Exercise directions: Copy every line of the records below that holds the word "Валерий".

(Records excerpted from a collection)
## START

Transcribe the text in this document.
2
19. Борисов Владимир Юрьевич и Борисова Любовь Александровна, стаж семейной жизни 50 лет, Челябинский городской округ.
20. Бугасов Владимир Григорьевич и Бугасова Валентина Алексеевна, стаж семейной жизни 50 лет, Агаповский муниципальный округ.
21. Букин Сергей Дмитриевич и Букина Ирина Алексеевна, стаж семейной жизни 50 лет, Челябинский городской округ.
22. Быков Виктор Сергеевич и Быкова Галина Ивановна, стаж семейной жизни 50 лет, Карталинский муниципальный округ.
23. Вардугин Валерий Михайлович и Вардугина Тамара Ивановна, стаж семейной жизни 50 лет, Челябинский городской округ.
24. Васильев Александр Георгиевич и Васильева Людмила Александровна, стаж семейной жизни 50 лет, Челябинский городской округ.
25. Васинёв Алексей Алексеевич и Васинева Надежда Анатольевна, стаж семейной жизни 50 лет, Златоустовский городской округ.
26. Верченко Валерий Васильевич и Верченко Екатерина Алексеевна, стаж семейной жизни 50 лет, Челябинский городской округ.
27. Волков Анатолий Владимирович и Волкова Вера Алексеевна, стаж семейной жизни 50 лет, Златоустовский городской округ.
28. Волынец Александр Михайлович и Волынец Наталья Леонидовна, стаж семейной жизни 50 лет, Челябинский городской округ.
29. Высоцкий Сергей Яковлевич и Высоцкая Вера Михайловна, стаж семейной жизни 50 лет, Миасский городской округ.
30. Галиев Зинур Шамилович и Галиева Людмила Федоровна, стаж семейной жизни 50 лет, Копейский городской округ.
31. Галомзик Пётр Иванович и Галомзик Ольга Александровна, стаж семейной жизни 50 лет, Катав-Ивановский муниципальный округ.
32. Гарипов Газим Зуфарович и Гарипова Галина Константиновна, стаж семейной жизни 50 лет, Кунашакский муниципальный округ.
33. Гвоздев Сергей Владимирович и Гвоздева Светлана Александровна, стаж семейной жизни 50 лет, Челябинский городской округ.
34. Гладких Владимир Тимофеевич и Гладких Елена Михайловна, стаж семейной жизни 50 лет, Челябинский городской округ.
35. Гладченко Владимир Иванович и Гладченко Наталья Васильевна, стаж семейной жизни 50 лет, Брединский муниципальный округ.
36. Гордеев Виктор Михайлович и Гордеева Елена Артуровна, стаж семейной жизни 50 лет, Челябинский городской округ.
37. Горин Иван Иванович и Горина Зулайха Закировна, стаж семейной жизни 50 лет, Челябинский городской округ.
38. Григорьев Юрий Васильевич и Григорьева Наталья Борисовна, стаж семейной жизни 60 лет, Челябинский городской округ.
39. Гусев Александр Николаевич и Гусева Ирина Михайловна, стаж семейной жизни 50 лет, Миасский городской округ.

## END

In response:
23. Вардугин Валерий Михайлович и Вардугина Тамара Ивановна, стаж семейной жизни 50 лет, Челябинский городской округ.
26. Верченко Валерий Васильевич и Верченко Екатерина Алексеевна, стаж семейной жизни 50 лет, Челябинский городской округ.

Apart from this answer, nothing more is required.